• [Work instructions]: Give the entries again, word for word.

##### Provided material #####

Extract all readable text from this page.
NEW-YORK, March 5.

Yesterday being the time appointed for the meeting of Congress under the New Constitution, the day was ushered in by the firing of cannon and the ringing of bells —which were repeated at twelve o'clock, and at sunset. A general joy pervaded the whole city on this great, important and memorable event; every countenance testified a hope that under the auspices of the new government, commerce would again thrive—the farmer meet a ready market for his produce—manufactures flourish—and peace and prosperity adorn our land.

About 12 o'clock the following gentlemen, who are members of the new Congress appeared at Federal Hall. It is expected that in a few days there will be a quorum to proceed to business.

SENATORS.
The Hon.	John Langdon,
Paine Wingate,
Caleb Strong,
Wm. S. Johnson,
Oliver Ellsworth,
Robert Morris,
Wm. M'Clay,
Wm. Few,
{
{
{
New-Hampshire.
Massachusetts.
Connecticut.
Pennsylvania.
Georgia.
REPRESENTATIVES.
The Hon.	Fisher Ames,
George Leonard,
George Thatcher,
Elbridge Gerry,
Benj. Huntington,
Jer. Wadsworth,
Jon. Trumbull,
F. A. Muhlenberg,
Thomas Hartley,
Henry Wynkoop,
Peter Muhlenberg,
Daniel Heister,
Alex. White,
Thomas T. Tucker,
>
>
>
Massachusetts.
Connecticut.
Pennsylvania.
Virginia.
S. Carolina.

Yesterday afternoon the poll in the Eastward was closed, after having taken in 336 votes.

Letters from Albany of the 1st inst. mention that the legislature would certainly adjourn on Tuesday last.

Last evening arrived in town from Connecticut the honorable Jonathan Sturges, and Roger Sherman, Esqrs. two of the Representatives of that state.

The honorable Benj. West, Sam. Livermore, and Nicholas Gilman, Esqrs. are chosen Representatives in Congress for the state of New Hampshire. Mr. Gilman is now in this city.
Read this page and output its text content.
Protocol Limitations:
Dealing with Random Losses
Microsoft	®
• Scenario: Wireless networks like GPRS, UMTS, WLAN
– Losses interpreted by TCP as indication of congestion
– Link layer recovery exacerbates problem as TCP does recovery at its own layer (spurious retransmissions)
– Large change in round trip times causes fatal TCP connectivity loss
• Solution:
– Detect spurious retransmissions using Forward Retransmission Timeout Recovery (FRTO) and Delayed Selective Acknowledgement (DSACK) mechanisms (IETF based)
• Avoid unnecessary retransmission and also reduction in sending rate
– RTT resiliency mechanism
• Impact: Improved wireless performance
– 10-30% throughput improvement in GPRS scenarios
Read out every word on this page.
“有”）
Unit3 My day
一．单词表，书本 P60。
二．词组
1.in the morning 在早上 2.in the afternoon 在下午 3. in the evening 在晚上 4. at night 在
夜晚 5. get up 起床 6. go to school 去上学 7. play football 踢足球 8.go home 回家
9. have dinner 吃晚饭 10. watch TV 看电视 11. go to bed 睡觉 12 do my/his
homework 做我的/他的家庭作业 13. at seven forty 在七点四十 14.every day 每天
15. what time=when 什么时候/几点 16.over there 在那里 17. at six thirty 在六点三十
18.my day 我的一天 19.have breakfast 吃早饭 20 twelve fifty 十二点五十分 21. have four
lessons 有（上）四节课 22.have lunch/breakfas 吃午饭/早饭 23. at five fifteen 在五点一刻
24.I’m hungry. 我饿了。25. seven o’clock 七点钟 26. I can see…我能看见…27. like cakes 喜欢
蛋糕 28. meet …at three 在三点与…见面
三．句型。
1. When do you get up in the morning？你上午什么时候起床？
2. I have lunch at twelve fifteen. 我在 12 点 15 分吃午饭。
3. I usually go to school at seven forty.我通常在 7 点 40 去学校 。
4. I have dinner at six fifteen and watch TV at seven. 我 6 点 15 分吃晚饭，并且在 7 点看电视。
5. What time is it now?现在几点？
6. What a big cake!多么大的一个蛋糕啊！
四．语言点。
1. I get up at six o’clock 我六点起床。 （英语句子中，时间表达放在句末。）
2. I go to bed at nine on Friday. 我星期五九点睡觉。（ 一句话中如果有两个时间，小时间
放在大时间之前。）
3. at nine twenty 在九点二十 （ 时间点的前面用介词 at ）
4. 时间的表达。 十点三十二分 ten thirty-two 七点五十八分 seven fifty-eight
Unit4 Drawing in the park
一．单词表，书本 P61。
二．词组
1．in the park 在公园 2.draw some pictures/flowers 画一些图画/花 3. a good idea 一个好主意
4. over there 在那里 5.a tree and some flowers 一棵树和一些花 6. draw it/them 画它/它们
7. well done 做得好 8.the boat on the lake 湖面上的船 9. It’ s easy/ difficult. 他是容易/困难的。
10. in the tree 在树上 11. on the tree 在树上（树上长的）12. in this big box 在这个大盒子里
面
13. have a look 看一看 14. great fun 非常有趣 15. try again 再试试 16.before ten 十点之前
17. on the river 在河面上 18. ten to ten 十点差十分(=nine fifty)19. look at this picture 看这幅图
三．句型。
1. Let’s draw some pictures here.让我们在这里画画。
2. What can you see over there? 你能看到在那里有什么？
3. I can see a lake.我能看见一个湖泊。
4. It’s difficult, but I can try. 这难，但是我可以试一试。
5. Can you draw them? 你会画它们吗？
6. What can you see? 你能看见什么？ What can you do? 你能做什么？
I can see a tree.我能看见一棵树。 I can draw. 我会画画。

#####

• [Correct answer]:
Extract all readable text from this page.
NEW-YORK, March 5.

Yesterday being the time appointed for the meeting of Congress under the New Constitution, the day was ushered in by the firing of cannon and the ringing of bells —which were repeated at twelve o'clock, and at sunset. A general joy pervaded the whole city on this great, important and memorable event; every countenance testified a hope that under the auspices of the new government, commerce would again thrive—the farmer meet a ready market for his produce—manufactures flourish—and peace and prosperity adorn our land.

About 12 o'clock the following gentlemen, who are members of the new Congress appeared at Federal Hall. It is expected that in a few days there will be a quorum to proceed to business.

SENATORS.
The Hon.	John Langdon,
Paine Wingate,
Caleb Strong,
Wm. S. Johnson,
Oliver Ellsworth,
Robert Morris,
Wm. M'Clay,
Wm. Few,
{
{
{
New-Hampshire.
Massachusetts.
Connecticut.
Pennsylvania.
Georgia.
REPRESENTATIVES.
The Hon.	Fisher Ames,
George Leonard,
George Thatcher,
Elbridge Gerry,
Benj. Huntington,
Jer. Wadsworth,
Jon. Trumbull,
F. A. Muhlenberg,
Thomas Hartley,
Henry Wynkoop,
Peter Muhlenberg,
Daniel Heister,
Alex. White,
Thomas T. Tucker,
>
>
>
Massachusetts.
Connecticut.
Pennsylvania.
Virginia.
S. Carolina.

Yesterday afternoon the poll in the Eastward was closed, after having taken in 336 votes.

Letters from Albany of the 1st inst. mention that the legislature would certainly adjourn on Tuesday last.

Last evening arrived in town from Connecticut the honorable Jonathan Sturges, and Roger Sherman, Esqrs. two of the Representatives of that state.

The honorable Benj. West, Sam. Livermore, and Nicholas Gilman, Esqrs. are chosen Representatives in Congress for the state of New Hampshire. Mr. Gilman is now in this city.
Read this page and output its text content.
Protocol Limitations:
Dealing with Random Losses
Microsoft	®
• Scenario: Wireless networks like GPRS, UMTS, WLAN
– Losses interpreted by TCP as indication of congestion
– Link layer recovery exacerbates problem as TCP does recovery at its own layer (spurious retransmissions)
– Large change in round trip times causes fatal TCP connectivity loss
• Solution:
– Detect spurious retransmissions using Forward Retransmission Timeout Recovery (FRTO) and Delayed Selective Acknowledgement (DSACK) mechanisms (IETF based)
• Avoid unnecessary retransmission and also reduction in sending rate
– RTT resiliency mechanism
• Impact: Improved wireless performance
– 10-30% throughput improvement in GPRS scenarios
Read out every word on this page.
“有”）
Unit3 My day
一．单词表，书本 P60。
二．词组
1.in the morning 在早上 2.in the afternoon 在下午 3. in the evening 在晚上 4. at night 在
夜晚 5. get up 起床 6. go to school 去上学 7. play football 踢足球 8.go home 回家
9. have dinner 吃晚饭 10. watch TV 看电视 11. go to bed 睡觉 12 do my/his
homework 做我的/他的家庭作业 13. at seven forty 在七点四十 14.every day 每天
15. what time=when 什么时候/几点 16.over there 在那里 17. at six thirty 在六点三十
18.my day 我的一天 19.have breakfast 吃早饭 20 twelve fifty 十二点五十分 21. have four
lessons 有（上）四节课 22.have lunch/breakfas 吃午饭/早饭 23. at five fifteen 在五点一刻
24.I’m hungry. 我饿了。25. seven o’clock 七点钟 26. I can see…我能看见…27. like cakes 喜欢
蛋糕 28. meet …at three 在三点与…见面
三．句型。
1. When do you get up in the morning？你上午什么时候起床？
2. I have lunch at twelve fifteen. 我在 12 点 15 分吃午饭。
3. I usually go to school at seven forty.我通常在 7 点 40 去学校 。
4. I have dinner at six fifteen and watch TV at seven. 我 6 点 15 分吃晚饭，并且在 7 点看电视。
5. What time is it now?现在几点？
6. What a big cake!多么大的一个蛋糕啊！
四．语言点。
1. I get up at six o’clock 我六点起床。 （英语句子中，时间表达放在句末。）
2. I go to bed at nine on Friday. 我星期五九点睡觉。（ 一句话中如果有两个时间，小时间
放在大时间之前。）
3. at nine twenty 在九点二十 （ 时间点的前面用介词 at ）
4. 时间的表达。 十点三十二分 ten thirty-two 七点五十八分 seven fifty-eight
Unit4 Drawing in the park
一．单词表，书本 P61。
二．词组
1．in the park 在公园 2.draw some pictures/flowers 画一些图画/花 3. a good idea 一个好主意
4. over there 在那里 5.a tree and some flowers 一棵树和一些花 6. draw it/them 画它/它们
7. well done 做得好 8.the boat on the lake 湖面上的船 9. It’ s easy/ difficult. 他是容易/困难的。
10. in the tree 在树上 11. on the tree 在树上（树上长的）12. in this big box 在这个大盒子里
面
13. have a look 看一看 14. great fun 非常有趣 15. try again 再试试 16.before ten 十点之前
17. on the river 在河面上 18. ten to ten 十点差十分(=nine fifty)19. look at this picture 看这幅图
三．句型。
1. Let’s draw some pictures here.让我们在这里画画。
2. What can you see over there? 你能看到在那里有什么？
3. I can see a lake.我能看见一个湖泊。
4. It’s difficult, but I can try. 这难，但是我可以试一试。
5. Can you draw them? 你会画它们吗？
6. What can you see? 你能看见什么？ What can you do? 你能做什么？
I can see a tree.我能看见一棵树。 I can draw. 我会画画。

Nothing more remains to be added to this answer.